Do this
Every entry needs to be printed exactly, please.

--- Material to process ---

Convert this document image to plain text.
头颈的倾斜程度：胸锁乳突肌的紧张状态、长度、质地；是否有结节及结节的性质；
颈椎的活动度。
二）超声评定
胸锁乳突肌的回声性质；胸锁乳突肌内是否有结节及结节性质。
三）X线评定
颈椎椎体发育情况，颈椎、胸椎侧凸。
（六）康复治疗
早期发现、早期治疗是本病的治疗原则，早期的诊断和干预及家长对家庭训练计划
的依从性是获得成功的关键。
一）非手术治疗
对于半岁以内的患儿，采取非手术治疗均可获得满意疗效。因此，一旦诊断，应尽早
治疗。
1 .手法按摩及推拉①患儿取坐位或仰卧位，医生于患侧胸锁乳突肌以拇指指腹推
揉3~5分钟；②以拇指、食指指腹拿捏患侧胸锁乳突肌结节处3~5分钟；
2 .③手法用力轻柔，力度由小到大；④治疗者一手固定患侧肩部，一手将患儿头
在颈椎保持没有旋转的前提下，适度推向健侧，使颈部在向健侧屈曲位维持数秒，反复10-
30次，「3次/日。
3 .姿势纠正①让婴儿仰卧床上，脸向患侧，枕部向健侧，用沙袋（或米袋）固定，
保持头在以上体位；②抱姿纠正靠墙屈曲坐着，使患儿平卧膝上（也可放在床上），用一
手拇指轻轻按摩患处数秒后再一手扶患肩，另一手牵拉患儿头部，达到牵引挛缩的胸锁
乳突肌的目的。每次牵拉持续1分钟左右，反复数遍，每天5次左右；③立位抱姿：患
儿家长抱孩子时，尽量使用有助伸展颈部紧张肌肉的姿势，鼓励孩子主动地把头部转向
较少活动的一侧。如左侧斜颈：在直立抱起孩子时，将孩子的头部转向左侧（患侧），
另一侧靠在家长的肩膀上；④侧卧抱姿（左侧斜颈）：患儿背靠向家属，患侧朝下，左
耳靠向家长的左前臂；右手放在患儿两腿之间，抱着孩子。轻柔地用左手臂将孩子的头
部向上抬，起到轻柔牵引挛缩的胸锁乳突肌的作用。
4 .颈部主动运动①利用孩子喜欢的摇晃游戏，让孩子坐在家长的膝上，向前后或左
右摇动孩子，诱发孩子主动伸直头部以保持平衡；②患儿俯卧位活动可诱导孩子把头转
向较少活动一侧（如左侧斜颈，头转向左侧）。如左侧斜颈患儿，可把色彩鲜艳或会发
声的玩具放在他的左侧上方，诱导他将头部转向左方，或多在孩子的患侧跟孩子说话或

---

Problem solution
Convert this document image to plain text.
头颈的倾斜程度：胸锁乳突肌的紧张状态、长度、质地；是否有结节及结节的性质；
颈椎的活动度。
二）超声评定
胸锁乳突肌的回声性质；胸锁乳突肌内是否有结节及结节性质。
三）X线评定
颈椎椎体发育情况，颈椎、胸椎侧凸。
（六）康复治疗
早期发现、早期治疗是本病的治疗原则，早期的诊断和干预及家长对家庭训练计划
的依从性是获得成功的关键。
一）非手术治疗
对于半岁以内的患儿，采取非手术治疗均可获得满意疗效。因此，一旦诊断，应尽早
治疗。
1 .手法按摩及推拉①患儿取坐位或仰卧位，医生于患侧胸锁乳突肌以拇指指腹推
揉3~5分钟；②以拇指、食指指腹拿捏患侧胸锁乳突肌结节处3~5分钟；
2 .③手法用力轻柔，力度由小到大；④治疗者一手固定患侧肩部，一手将患儿头
在颈椎保持没有旋转的前提下，适度推向健侧，使颈部在向健侧屈曲位维持数秒，反复10-
30次，「3次/日。
3 .姿势纠正①让婴儿仰卧床上，脸向患侧，枕部向健侧，用沙袋（或米袋）固定，
保持头在以上体位；②抱姿纠正靠墙屈曲坐着，使患儿平卧膝上（也可放在床上），用一
手拇指轻轻按摩患处数秒后再一手扶患肩，另一手牵拉患儿头部，达到牵引挛缩的胸锁
乳突肌的目的。每次牵拉持续1分钟左右，反复数遍，每天5次左右；③立位抱姿：患
儿家长抱孩子时，尽量使用有助伸展颈部紧张肌肉的姿势，鼓励孩子主动地把头部转向
较少活动的一侧。如左侧斜颈：在直立抱起孩子时，将孩子的头部转向左侧（患侧），
另一侧靠在家长的肩膀上；④侧卧抱姿（左侧斜颈）：患儿背靠向家属，患侧朝下，左
耳靠向家长的左前臂；右手放在患儿两腿之间，抱着孩子。轻柔地用左手臂将孩子的头
部向上抬，起到轻柔牵引挛缩的胸锁乳突肌的作用。
4 .颈部主动运动①利用孩子喜欢的摇晃游戏，让孩子坐在家长的膝上，向前后或左
右摇动孩子，诱发孩子主动伸直头部以保持平衡；②患儿俯卧位活动可诱导孩子把头转
向较少活动一侧（如左侧斜颈，头转向左侧）。如左侧斜颈患儿，可把色彩鲜艳或会发
声的玩具放在他的左侧上方，诱导他将头部转向左方，或多在孩子的患侧跟孩子说话或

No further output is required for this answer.